Al llegar a Togo, en África Occidental, mi amigo y yo entramos en el área de inmigraciones. El aire, cálido y húmedo, era un cambio que recibimos con agrado, al pensar en el clima invernal que habíamos dejado atrás. Sin embargo, poco después esa bienvenida fue interrumpida por la incertidumbre: Mi amigo no tenía la tarjeta de vacunación amarilla. Antes de nuestra partida, el consulado de este país nos había informado que no era necesaria. Llevaron a mi amigo a otra fila donde había hombres con batas blancas de laboratorio, y como él no hablaba el idioma, fui con él.
Tuve miedo por un momento, cuando me di cuenta de que tal vez tendría que ser inoculado allí, en un aeropuerto desconocido. Pero con la misma rapidez, me vino el pensamiento de que cualquiera fuera la situación en la que nos encontráramos, no habíamos volado fuera del “reino de los cielos”, del que Jesús habla en su Sermón del Monte (véase Mateo 5:10). En ninguna parte del mundo podía existir un lugar que estuviera fuera del control y de la bendición de Dios y el espíritu del Cristo. Este reino del que hablaba Cristo Jesús, diciendo que está dentro de nosotros, es lo que nos rodea. Es el único ambiente verdadero. Es la única región, localidad o lugar en la que podemos estar.
En ninguna parte del mundo podía existir un lugar que estuviera fuera del control y de la bendición de Dios y el espíritu del Cristo.

QUÉ SE PIDE:
- a) Transcribe tal cual el fragmento del texto que comienza en "Al llegar a" y termina en "fui con él.".
- b) Extrae de los registros, sin cambio alguno, las líneas que empiezan en la que contiene "- red-arc-cell: [246, 294, 252, 300]" y terminan en la que contiene "- black-arc-cell: [218, 259, 224, 265]", ambas incluidas.
El texto y los registros no guardan relación entre sí.

DATOS DEL EJERCICIO:
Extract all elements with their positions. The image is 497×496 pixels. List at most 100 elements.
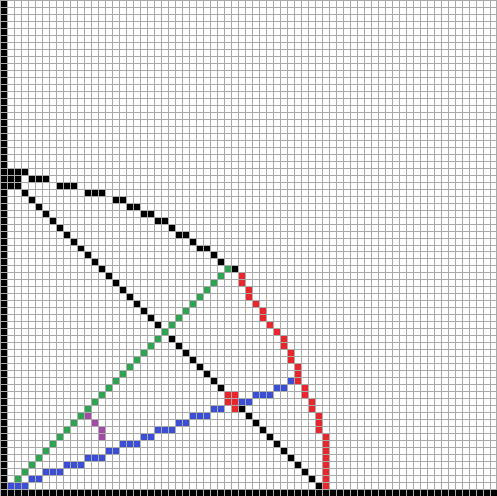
- red-arc-cell: [246, 294, 252, 300]
- border-bottom-cell: [449, 490, 455, 496]
- red-arc-cell: [295, 378, 301, 384]
- black-diagonal-cell: [85, 252, 91, 258]
- border-bottom-cell: [218, 490, 224, 496]
- black-diagonal-cell: [36, 204, 42, 210]
- black-arc-cell: [176, 232, 182, 238]
- black-diagonal-cell: [253, 420, 259, 426]
- border-left-cell: [1, 204, 7, 210]
- red-arc-cell: [232, 392, 238, 398]
- border-bottom-cell: [211, 490, 217, 496]
- purple-angle-cell: [92, 420, 98, 426]
- border-bottom-cell: [323, 490, 329, 496]
- green-line-cell: [176, 315, 182, 321]
- border-left-cell: [1, 392, 7, 398]
- border-bottom-cell: [351, 490, 357, 496]
- border-left-cell: [1, 232, 7, 238]
- border-left-cell: [1, 406, 7, 412]
- red-arc-cell: [246, 287, 252, 293]
- blue-line-cell: [218, 406, 224, 412]
- border-bottom-cell: [127, 490, 133, 496]
- blue-line-cell: [134, 441, 140, 447]
- border-left-cell: [1, 378, 7, 384]
- green-line-cell: [190, 301, 196, 307]
- black-arc-cell: [218, 259, 224, 265]
- black-arc-cell: [169, 225, 175, 231]
- blue-line-cell: [239, 399, 245, 405]
- red-arc-cell: [323, 462, 329, 468]
- green-line-cell: [162, 329, 168, 335]
- black-diagonal-cell: [64, 232, 70, 238]
- border-left-cell: [1, 218, 7, 224]
- border-left-cell: [1, 8, 7, 14]
- black-diagonal-cell: [22, 190, 28, 196]
- border-left-cell: [1, 57, 7, 63]
- border-left-cell: [1, 36, 7, 42]
- red-arc-cell: [281, 343, 287, 349]
- blue-line-cell: [113, 448, 119, 454]
- blue-line-cell: [92, 455, 98, 461]
- border-bottom-cell: [8, 490, 14, 496]
- border-left-cell: [1, 155, 7, 161]
- red-arc-cell: [316, 427, 322, 433]
- black-diagonal-cell: [148, 315, 154, 321]
- black-diagonal-cell: [183, 350, 189, 356]
- border-bottom-cell: [470, 490, 476, 496]
- grid-canvas: [0, 0, 497, 496]
- green-line-cell: [92, 399, 98, 405]
- border-bottom-cell: [379, 490, 385, 496]
- blue-line-cell: [50, 469, 56, 475]
- blue-line-cell: [8, 483, 14, 489]
- blue-line-cell: [211, 406, 217, 412]
- purple-angle-cell: [85, 413, 91, 419]
- border-left-cell: [1, 239, 7, 245]
- border-bottom-cell: [330, 490, 336, 496]
- black-arc-cell: [113, 197, 119, 203]
- border-bottom-cell: [302, 490, 308, 496]
- red-arc-cell: [239, 273, 245, 279]
- blue-line-cell: [120, 441, 126, 447]
- red-arc-cell: [323, 441, 329, 447]
- border-bottom-cell: [309, 490, 315, 496]
- border-bottom-cell: [344, 490, 350, 496]
- border-bottom-cell: [134, 490, 140, 496]
- black-arc-cell: [120, 197, 126, 203]
- blue-line-cell: [15, 483, 21, 489]
- green-line-cell: [64, 427, 70, 433]
- purple-angle-cell: [99, 427, 105, 433]
- black-arc-cell: [85, 190, 91, 196]
- border-bottom-cell: [400, 490, 406, 496]
- green-line-cell: [85, 406, 91, 412]
- border-left-cell: [1, 357, 7, 363]
- black-arc-cell: [43, 176, 49, 182]
- border-left-cell: [1, 71, 7, 77]
- blue-line-cell: [64, 462, 70, 468]
- blue-line-cell: [106, 448, 112, 454]
- black-diagonal-cell: [204, 371, 210, 377]
- border-left-cell: [1, 441, 7, 447]
- black-diagonal-cell: [43, 211, 49, 217]
- black-arc-cell: [8, 169, 14, 175]
- border-bottom-cell: [267, 490, 273, 496]
- black-arc-cell: [64, 183, 70, 189]
- black-diagonal-cell: [288, 455, 294, 461]
- border-bottom-cell: [71, 490, 77, 496]
- border-bottom-cell: [50, 490, 56, 496]
- border-bottom-cell: [29, 490, 35, 496]
- black-diagonal-cell: [246, 413, 252, 419]
- border-left-cell: [1, 197, 7, 203]
- border-left-cell: [1, 113, 7, 119]
- blue-line-cell: [22, 483, 28, 489]
- green-line-cell: [43, 448, 49, 454]
- black-arc-cell: [197, 246, 203, 251]
- black-diagonal-cell: [302, 469, 308, 475]
- black-diagonal-cell: [106, 273, 112, 279]
- border-left-cell: [1, 43, 7, 49]
- green-line-cell: [113, 378, 119, 384]
- border-bottom-cell: [288, 490, 294, 496]
- blue-line-cell: [36, 476, 42, 482]
- border-bottom-cell: [92, 490, 98, 496]
- red-arc-cell: [239, 280, 245, 286]
- blue-line-cell: [162, 427, 168, 433]
- border-bottom-cell: [85, 490, 91, 496]
- black-diagonal-cell: [309, 476, 315, 482]
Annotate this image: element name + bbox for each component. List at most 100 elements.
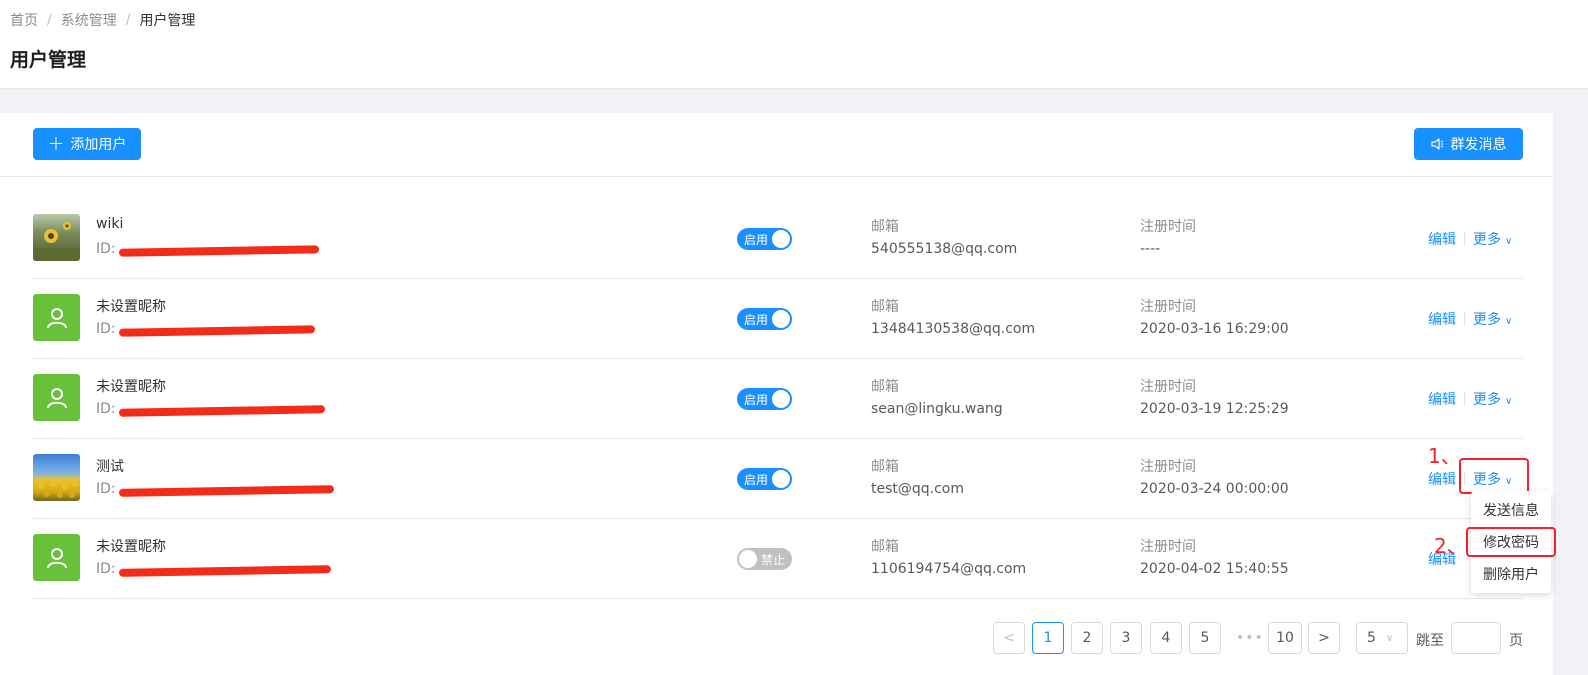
toggle-knob xyxy=(772,470,790,488)
breadcrumb-current: 用户管理 xyxy=(139,13,196,29)
email-value: 13484130538@qq.com xyxy=(871,321,1036,337)
more-link[interactable]: 更多 ∨ xyxy=(1473,309,1512,329)
menu-item-delete-user[interactable]: 删除用户 xyxy=(1471,559,1551,591)
user-name: 未设置昵称 xyxy=(96,379,166,395)
register-time-value: ---- xyxy=(1140,241,1161,257)
register-time-value: 2020-03-24 00:00:00 xyxy=(1140,481,1289,497)
status-text: 禁止 xyxy=(760,553,785,567)
annotation-highlight-change-password xyxy=(1466,527,1556,557)
chevron-down-icon: ∨ xyxy=(1505,396,1513,407)
register-time-label: 注册时间 xyxy=(1140,539,1196,555)
page-button[interactable]: 1 xyxy=(1032,622,1064,654)
add-user-button[interactable]: + 添加用户 xyxy=(33,128,141,160)
status-toggle[interactable]: 启用 xyxy=(737,388,792,410)
page-button[interactable]: 2 xyxy=(1071,622,1103,654)
pagination-ellipsis[interactable]: ••• xyxy=(1236,630,1264,646)
page-suffix-label: 页 xyxy=(1509,633,1523,649)
email-value: sean@lingku.wang xyxy=(871,401,1003,417)
row-actions: 编辑 更多 ∨ xyxy=(1428,389,1512,409)
sunflower-photo-icon xyxy=(33,222,80,261)
edit-link[interactable]: 编辑 xyxy=(1428,389,1456,409)
user-row: 未设置昵称 ID: 启用 邮箱 sean@lingku.wang 注册时间 20… xyxy=(33,359,1523,439)
prev-page-button[interactable]: < xyxy=(993,622,1025,654)
page-size-value: 5 xyxy=(1367,630,1376,646)
edit-link[interactable]: 编辑 xyxy=(1428,229,1456,249)
user-name: 未设置昵称 xyxy=(96,299,166,315)
user-name: 测试 xyxy=(96,459,124,475)
user-name: wiki xyxy=(96,216,124,232)
more-link[interactable]: 更多 ∨ xyxy=(1473,389,1512,409)
plus-icon: + xyxy=(47,131,65,155)
email-value: 1106194754@qq.com xyxy=(871,561,1027,577)
avatar xyxy=(33,214,80,261)
user-name: 未设置昵称 xyxy=(96,539,166,555)
jump-label: 跳至 xyxy=(1416,633,1444,649)
redaction-mark xyxy=(118,565,332,577)
toggle-knob xyxy=(772,310,790,328)
email-label: 邮箱 xyxy=(871,299,899,315)
user-icon xyxy=(46,307,67,328)
next-page-button[interactable]: > xyxy=(1308,622,1340,654)
page-size-select[interactable]: 5 ∨ xyxy=(1356,622,1408,654)
broadcast-button[interactable]: 群发消息 xyxy=(1414,128,1523,160)
user-icon xyxy=(46,547,67,568)
user-list: wiki ID: 启用 邮箱 540555138@qq.com 注册时间 ---… xyxy=(33,199,1523,599)
email-value: 540555138@qq.com xyxy=(871,241,1018,257)
redaction-mark xyxy=(118,325,316,337)
more-label: 更多 xyxy=(1473,392,1501,408)
page-button[interactable]: 3 xyxy=(1110,622,1142,654)
user-id: ID: xyxy=(96,321,116,337)
redaction-mark xyxy=(118,405,326,417)
jump-page-input[interactable] xyxy=(1451,622,1501,654)
edit-link[interactable]: 编辑 xyxy=(1428,469,1456,489)
user-row: wiki ID: 启用 邮箱 540555138@qq.com 注册时间 ---… xyxy=(33,199,1523,279)
user-row: 未设置昵称 ID: 启用 邮箱 13484130538@qq.com 注册时间 … xyxy=(33,279,1523,359)
status-text: 启用 xyxy=(744,313,769,327)
status-toggle[interactable]: 启用 xyxy=(737,308,792,330)
redaction-mark xyxy=(118,485,335,497)
user-icon xyxy=(46,387,67,408)
email-label: 邮箱 xyxy=(871,219,899,235)
user-row: 测试 ID: 启用 邮箱 test@qq.com 注册时间 2020-03-24… xyxy=(33,439,1523,519)
edit-link[interactable]: 编辑 xyxy=(1428,309,1456,329)
status-toggle[interactable]: 启用 xyxy=(737,468,792,490)
chevron-down-icon: ∨ xyxy=(1505,316,1513,327)
breadcrumb: 首页 / 系统管理 / 用户管理 xyxy=(10,10,195,30)
toggle-knob xyxy=(739,550,757,568)
breadcrumb-home[interactable]: 首页 xyxy=(10,10,38,30)
speaker-icon xyxy=(1430,138,1443,150)
status-toggle[interactable]: 启用 xyxy=(737,228,792,250)
register-time-value: 2020-03-16 16:29:00 xyxy=(1140,321,1289,337)
breadcrumb-system[interactable]: 系统管理 xyxy=(61,10,117,30)
page-button[interactable]: 5 xyxy=(1189,622,1221,654)
menu-item-send-message[interactable]: 发送信息 xyxy=(1471,495,1551,527)
register-time-value: 2020-03-19 12:25:29 xyxy=(1140,401,1289,417)
row-actions: 编辑 更多 ∨ xyxy=(1428,229,1512,249)
page-header: 首页 / 系统管理 / 用户管理 用户管理 xyxy=(0,0,1588,89)
user-id: ID: xyxy=(96,401,116,417)
register-time-label: 注册时间 xyxy=(1140,299,1196,315)
avatar xyxy=(33,534,80,581)
broadcast-label: 群发消息 xyxy=(1450,137,1507,153)
chevron-down-icon: ∨ xyxy=(1385,632,1394,644)
page-button[interactable]: 10 xyxy=(1268,622,1302,654)
more-label: 更多 xyxy=(1473,232,1501,248)
status-text: 启用 xyxy=(744,393,769,407)
divider xyxy=(1464,232,1465,246)
breadcrumb-separator: / xyxy=(125,12,131,28)
toggle-knob xyxy=(772,390,790,408)
avatar xyxy=(33,454,80,501)
add-user-label: 添加用户 xyxy=(70,137,127,153)
more-link[interactable]: 更多 ∨ xyxy=(1473,229,1512,249)
redaction-mark xyxy=(118,245,320,257)
chevron-down-icon: ∨ xyxy=(1505,236,1513,247)
user-id: ID: xyxy=(96,481,116,497)
page-button[interactable]: 4 xyxy=(1150,622,1182,654)
status-toggle[interactable]: 禁止 xyxy=(737,548,792,570)
register-time-value: 2020-04-02 15:40:55 xyxy=(1140,561,1289,577)
email-label: 邮箱 xyxy=(871,459,899,475)
user-id: ID: xyxy=(96,241,116,257)
register-time-label: 注册时间 xyxy=(1140,459,1196,475)
breadcrumb-separator: / xyxy=(47,12,52,28)
row-actions: 编辑 更多 ∨ xyxy=(1428,309,1512,329)
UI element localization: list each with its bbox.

RESPUESTAS POR TAREA:
- a)
Al llegar a Togo, en África Occidental, mi amigo y yo entramos en el área de inmigraciones. El aire, cálido y húmedo, era un cambio que recibimos con agrado, al pensar en el clima invernal que habíamos dejado atrás. Sin embargo, poco después esa bienvenida fue interrumpida por la incertidumbre: Mi amigo no tenía la tarjeta de vacunación amarilla. Antes de nuestra partida, el consulado de este país nos había informado que no era necesaria. Llevaron a mi amigo a otra fila donde había hombres con batas blancas de laboratorio, y como él no hablaba el idioma, fui con él.

- b)
- red-arc-cell: [246, 294, 252, 300]
- border-bottom-cell: [449, 490, 455, 496]
- red-arc-cell: [295, 378, 301, 384]
- black-diagonal-cell: [85, 252, 91, 258]
- border-bottom-cell: [218, 490, 224, 496]
- black-diagonal-cell: [36, 204, 42, 210]
- black-arc-cell: [176, 232, 182, 238]
- black-diagonal-cell: [253, 420, 259, 426]
- border-left-cell: [1, 204, 7, 210]
- red-arc-cell: [232, 392, 238, 398]
- border-bottom-cell: [211, 490, 217, 496]
- purple-angle-cell: [92, 420, 98, 426]
- border-bottom-cell: [323, 490, 329, 496]
- green-line-cell: [176, 315, 182, 321]
- border-left-cell: [1, 392, 7, 398]
- border-bottom-cell: [351, 490, 357, 496]
- border-left-cell: [1, 232, 7, 238]
- border-left-cell: [1, 406, 7, 412]
- red-arc-cell: [246, 287, 252, 293]
- blue-line-cell: [218, 406, 224, 412]
- border-bottom-cell: [127, 490, 133, 496]
- blue-line-cell: [134, 441, 140, 447]
- border-left-cell: [1, 378, 7, 384]
- green-line-cell: [190, 301, 196, 307]
- black-arc-cell: [218, 259, 224, 265]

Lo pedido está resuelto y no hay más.